- **WHAT IS ASKED**: All the entries need to be quoted exactly, apart from the pictures, which you should drop.

- **GIVEN ENTRIES**:
* BEGIN *

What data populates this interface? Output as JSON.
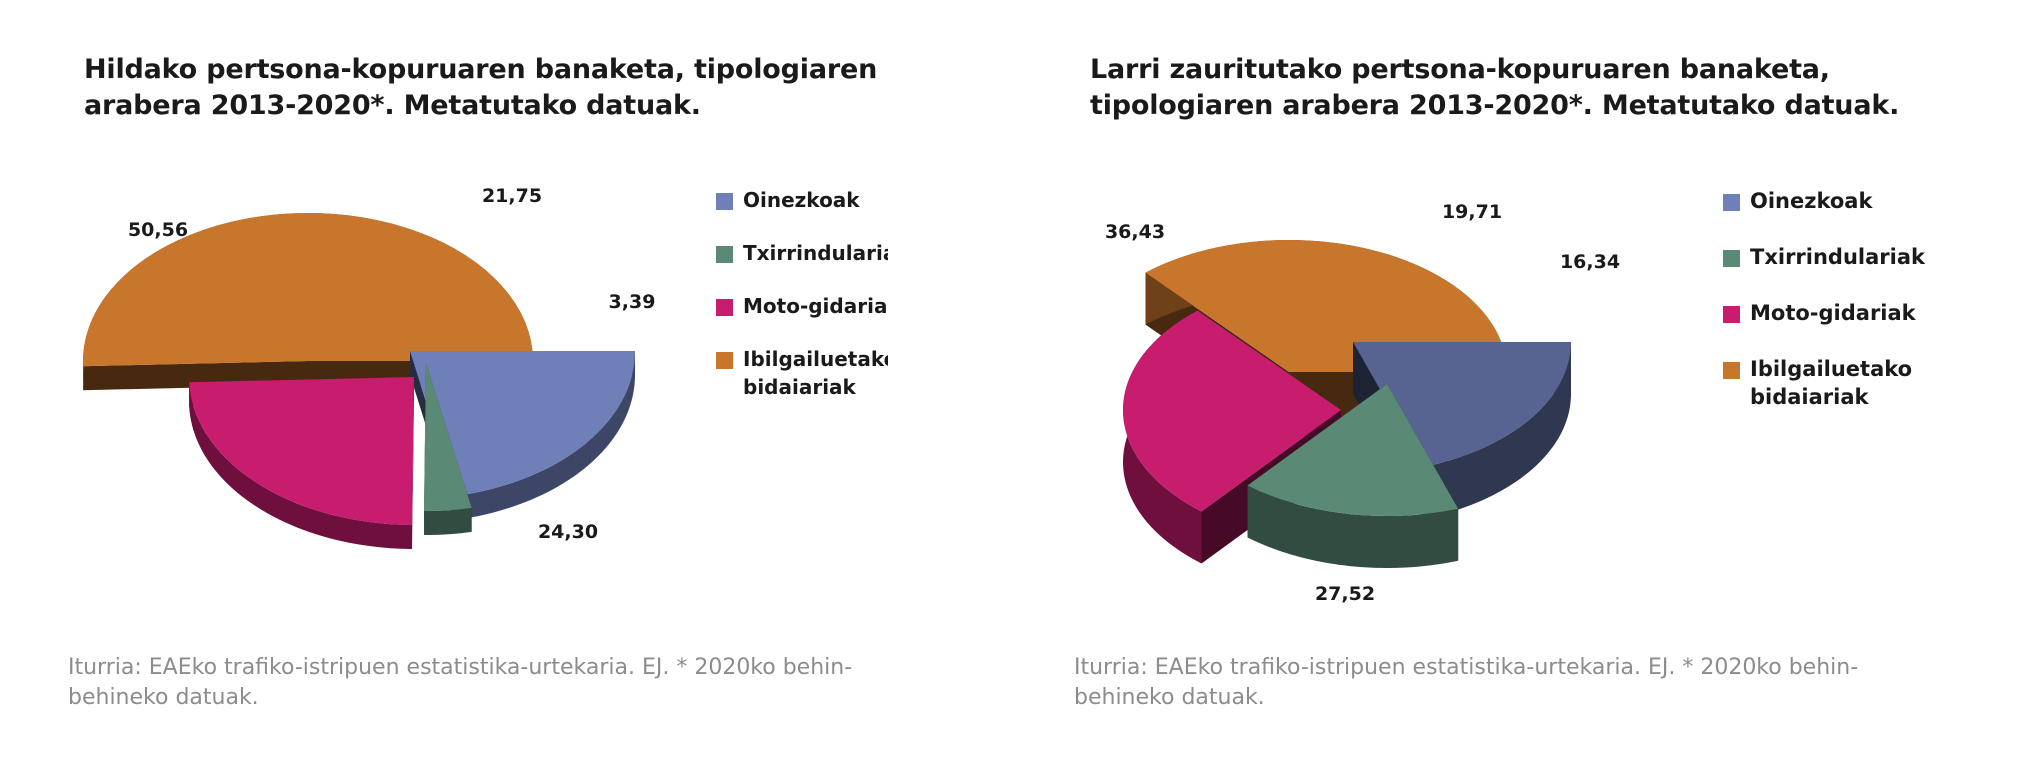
{
  "colors": {
    "oinezkoak": "#6f80b9",
    "txirrindulariak": "#5a8a76",
    "motogidariak": "#c81c6f",
    "ibilgailuetako": "#c8762c"
  },
  "chart_data": [
    {
      "type": "pie",
      "title": "Hildako pertsona-kopuruaren banaketa, tipologiaren arabera 2013-2020*. Metatutako datuak.",
      "categories": [
        "Oinezkoak",
        "Txirrindulariak",
        "Moto-gidariak",
        "Ibilgailuetako bidaiariak"
      ],
      "values": [
        21.75,
        3.39,
        24.3,
        50.56
      ],
      "value_labels": [
        "21,75",
        "3,39",
        "24,30",
        "50,56"
      ],
      "colors": [
        "#6f80b9",
        "#5a8a76",
        "#c81c6f",
        "#c8762c"
      ],
      "style": "3d-exploded",
      "legend": "right"
    },
    {
      "type": "pie",
      "title": "Larri zauritutako pertsona-kopuruaren banaketa, tipologiaren arabera 2013-2020*. Metatutako datuak.",
      "categories": [
        "Oinezkoak",
        "Txirrindulariak",
        "Moto-gidariak",
        "Ibilgailuetako bidaiariak"
      ],
      "values": [
        19.71,
        16.34,
        27.52,
        36.43
      ],
      "value_labels": [
        "19,71",
        "16,34",
        "27,52",
        "36,43"
      ],
      "colors": [
        "#576491",
        "#5a8a76",
        "#c81c6f",
        "#c8762c"
      ],
      "style": "3d-exploded",
      "legend": "right"
    }
  ],
  "charts": [
    {
      "title": "Hildako pertsona-kopuruaren banaketa, tipologiaren arabera 2013-2020*. Metatutako datuak.",
      "legend": [
        "Oinezkoak",
        "Txirrindulariak",
        "Moto-gidariak",
        "Ibilgailuetako bidaiariak"
      ],
      "source": "Iturria: EAEko trafiko-istripuen estatistika-urtekaria. EJ. * 2020ko behin-behineko datuak."
    },
    {
      "title": "Larri zauritutako pertsona-kopuruaren banaketa, tipologiaren arabera 2013-2020*. Metatutako datuak.",
      "legend": [
        "Oinezkoak",
        "Txirrindulariak",
        "Moto-gidariak",
        "Ibilgailuetako bidaiariak"
      ],
      "source": "Iturria: EAEko trafiko-istripuen estatistika-urtekaria. EJ. * 2020ko behin-behineko datuak."
    }
  ]
}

* END *

- **OUTPUT OF THE EXERCISE**:
What data populates this interface? Output as JSON.
{
  "colors": {
    "oinezkoak": "#6f80b9",
    "txirrindulariak": "#5a8a76",
    "motogidariak": "#c81c6f",
    "ibilgailuetako": "#c8762c"
  },
  "chart_data": [
    {
      "type": "pie",
      "title": "Hildako pertsona-kopuruaren banaketa, tipologiaren arabera 2013-2020*. Metatutako datuak.",
      "categories": [
        "Oinezkoak",
        "Txirrindulariak",
        "Moto-gidariak",
        "Ibilgailuetako bidaiariak"
      ],
      "values": [
        21.75,
        3.39,
        24.3,
        50.56
      ],
      "value_labels": [
        "21,75",
        "3,39",
        "24,30",
        "50,56"
      ],
      "colors": [
        "#6f80b9",
        "#5a8a76",
        "#c81c6f",
        "#c8762c"
      ],
      "style": "3d-exploded",
      "legend": "right"
    },
    {
      "type": "pie",
      "title": "Larri zauritutako pertsona-kopuruaren banaketa, tipologiaren arabera 2013-2020*. Metatutako datuak.",
      "categories": [
        "Oinezkoak",
        "Txirrindulariak",
        "Moto-gidariak",
        "Ibilgailuetako bidaiariak"
      ],
      "values": [
        19.71,
        16.34,
        27.52,
        36.43
      ],
      "value_labels": [
        "19,71",
        "16,34",
        "27,52",
        "36,43"
      ],
      "colors": [
        "#576491",
        "#5a8a76",
        "#c81c6f",
        "#c8762c"
      ],
      "style": "3d-exploded",
      "legend": "right"
    }
  ],
  "charts": [
    {
      "title": "Hildako pertsona-kopuruaren banaketa, tipologiaren arabera 2013-2020*. Metatutako datuak.",
      "legend": [
        "Oinezkoak",
        "Txirrindulariak",
        "Moto-gidariak",
        "Ibilgailuetako bidaiariak"
      ],
      "source": "Iturria: EAEko trafiko-istripuen estatistika-urtekaria. EJ. * 2020ko behin-behineko datuak."
    },
    {
      "title": "Larri zauritutako pertsona-kopuruaren banaketa, tipologiaren arabera 2013-2020*. Metatutako datuak.",
      "legend": [
        "Oinezkoak",
        "Txirrindulariak",
        "Moto-gidariak",
        "Ibilgailuetako bidaiariak"
      ],
      "source": "Iturria: EAEko trafiko-istripuen estatistika-urtekaria. EJ. * 2020ko behin-behineko datuak."
    }
  ]
}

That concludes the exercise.